Exercise description = Repeat, exactly and alone, every line from the line that contains "Give me the" to the end of the entries.

Material for the task =
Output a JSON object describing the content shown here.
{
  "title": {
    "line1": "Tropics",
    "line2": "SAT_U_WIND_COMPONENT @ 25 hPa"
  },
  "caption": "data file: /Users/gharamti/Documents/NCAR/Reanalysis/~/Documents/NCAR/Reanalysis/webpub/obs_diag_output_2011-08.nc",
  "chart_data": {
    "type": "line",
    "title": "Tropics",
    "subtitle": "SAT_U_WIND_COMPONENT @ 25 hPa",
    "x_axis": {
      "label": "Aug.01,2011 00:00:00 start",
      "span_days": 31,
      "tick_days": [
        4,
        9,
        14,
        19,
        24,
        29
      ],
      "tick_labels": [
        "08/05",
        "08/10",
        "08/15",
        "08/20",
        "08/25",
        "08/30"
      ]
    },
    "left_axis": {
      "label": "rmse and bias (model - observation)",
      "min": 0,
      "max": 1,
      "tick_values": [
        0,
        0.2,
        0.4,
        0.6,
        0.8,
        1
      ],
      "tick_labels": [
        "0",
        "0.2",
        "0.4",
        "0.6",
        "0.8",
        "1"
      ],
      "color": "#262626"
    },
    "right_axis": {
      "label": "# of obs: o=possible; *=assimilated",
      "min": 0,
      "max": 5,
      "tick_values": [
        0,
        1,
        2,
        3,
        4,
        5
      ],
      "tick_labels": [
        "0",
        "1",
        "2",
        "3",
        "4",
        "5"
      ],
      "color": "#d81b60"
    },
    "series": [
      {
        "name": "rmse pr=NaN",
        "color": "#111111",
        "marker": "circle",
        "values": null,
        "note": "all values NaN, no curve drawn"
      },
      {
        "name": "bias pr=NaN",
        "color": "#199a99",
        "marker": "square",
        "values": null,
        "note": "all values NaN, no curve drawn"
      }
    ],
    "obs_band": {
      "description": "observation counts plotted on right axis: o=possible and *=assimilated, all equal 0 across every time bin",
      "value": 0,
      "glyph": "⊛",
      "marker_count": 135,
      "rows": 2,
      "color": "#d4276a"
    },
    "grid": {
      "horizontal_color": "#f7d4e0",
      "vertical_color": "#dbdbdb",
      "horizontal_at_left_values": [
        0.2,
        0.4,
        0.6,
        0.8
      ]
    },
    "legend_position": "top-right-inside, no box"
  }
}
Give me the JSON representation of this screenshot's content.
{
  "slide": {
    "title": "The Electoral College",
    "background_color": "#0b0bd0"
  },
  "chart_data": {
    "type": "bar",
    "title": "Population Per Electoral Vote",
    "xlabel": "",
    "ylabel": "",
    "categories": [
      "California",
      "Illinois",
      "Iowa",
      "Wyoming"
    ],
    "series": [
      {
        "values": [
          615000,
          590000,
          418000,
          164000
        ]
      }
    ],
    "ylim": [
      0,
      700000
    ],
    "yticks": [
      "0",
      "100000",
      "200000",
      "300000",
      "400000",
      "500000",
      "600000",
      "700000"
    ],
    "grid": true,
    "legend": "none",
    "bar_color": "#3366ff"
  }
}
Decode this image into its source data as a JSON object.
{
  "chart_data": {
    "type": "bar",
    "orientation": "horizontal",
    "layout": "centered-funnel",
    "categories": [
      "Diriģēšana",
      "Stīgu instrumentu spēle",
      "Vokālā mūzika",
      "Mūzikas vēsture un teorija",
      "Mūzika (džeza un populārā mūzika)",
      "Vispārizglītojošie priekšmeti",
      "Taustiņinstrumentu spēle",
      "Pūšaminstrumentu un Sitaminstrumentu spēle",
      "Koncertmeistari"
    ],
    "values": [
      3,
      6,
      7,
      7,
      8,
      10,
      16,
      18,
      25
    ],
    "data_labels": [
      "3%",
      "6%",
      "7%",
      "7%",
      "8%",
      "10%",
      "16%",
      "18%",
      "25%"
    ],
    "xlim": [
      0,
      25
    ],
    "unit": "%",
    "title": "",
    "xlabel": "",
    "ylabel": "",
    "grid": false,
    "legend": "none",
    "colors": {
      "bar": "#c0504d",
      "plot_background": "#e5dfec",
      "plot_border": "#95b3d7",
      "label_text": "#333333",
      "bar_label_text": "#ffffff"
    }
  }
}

Written answer =
Give me the JSON representation of this screenshot's content.
{
  "slide": {
    "title": "The Electoral College",
    "background_color": "#0b0bd0"
  },
  "chart_data": {
    "type": "bar",
    "title": "Population Per Electoral Vote",
    "xlabel": "",
    "ylabel": "",
    "categories": [
      "California",
      "Illinois",
      "Iowa",
      "Wyoming"
    ],
    "series": [
      {
        "values": [
          615000,
          590000,
          418000,
          164000
        ]
      }
    ],
    "ylim": [
      0,
      700000
    ],
    "yticks": [
      "0",
      "100000",
      "200000",
      "300000",
      "400000",
      "500000",
      "600000",
      "700000"
    ],
    "grid": true,
    "legend": "none",
    "bar_color": "#3366ff"
  }
}
Decode this image into its source data as a JSON object.
{
  "chart_data": {
    "type": "bar",
    "orientation": "horizontal",
    "layout": "centered-funnel",
    "categories": [
      "Diriģēšana",
      "Stīgu instrumentu spēle",
      "Vokālā mūzika",
      "Mūzikas vēsture un teorija",
      "Mūzika (džeza un populārā mūzika)",
      "Vispārizglītojošie priekšmeti",
      "Taustiņinstrumentu spēle",
      "Pūšaminstrumentu un Sitaminstrumentu spēle",
      "Koncertmeistari"
    ],
    "values": [
      3,
      6,
      7,
      7,
      8,
      10,
      16,
      18,
      25
    ],
    "data_labels": [
      "3%",
      "6%",
      "7%",
      "7%",
      "8%",
      "10%",
      "16%",
      "18%",
      "25%"
    ],
    "xlim": [
      0,
      25
    ],
    "unit": "%",
    "title": "",
    "xlabel": "",
    "ylabel": "",
    "grid": false,
    "legend": "none",
    "colors": {
      "bar": "#c0504d",
      "plot_background": "#e5dfec",
      "plot_border": "#95b3d7",
      "label_text": "#333333",
      "bar_label_text": "#ffffff"
    }
  }
}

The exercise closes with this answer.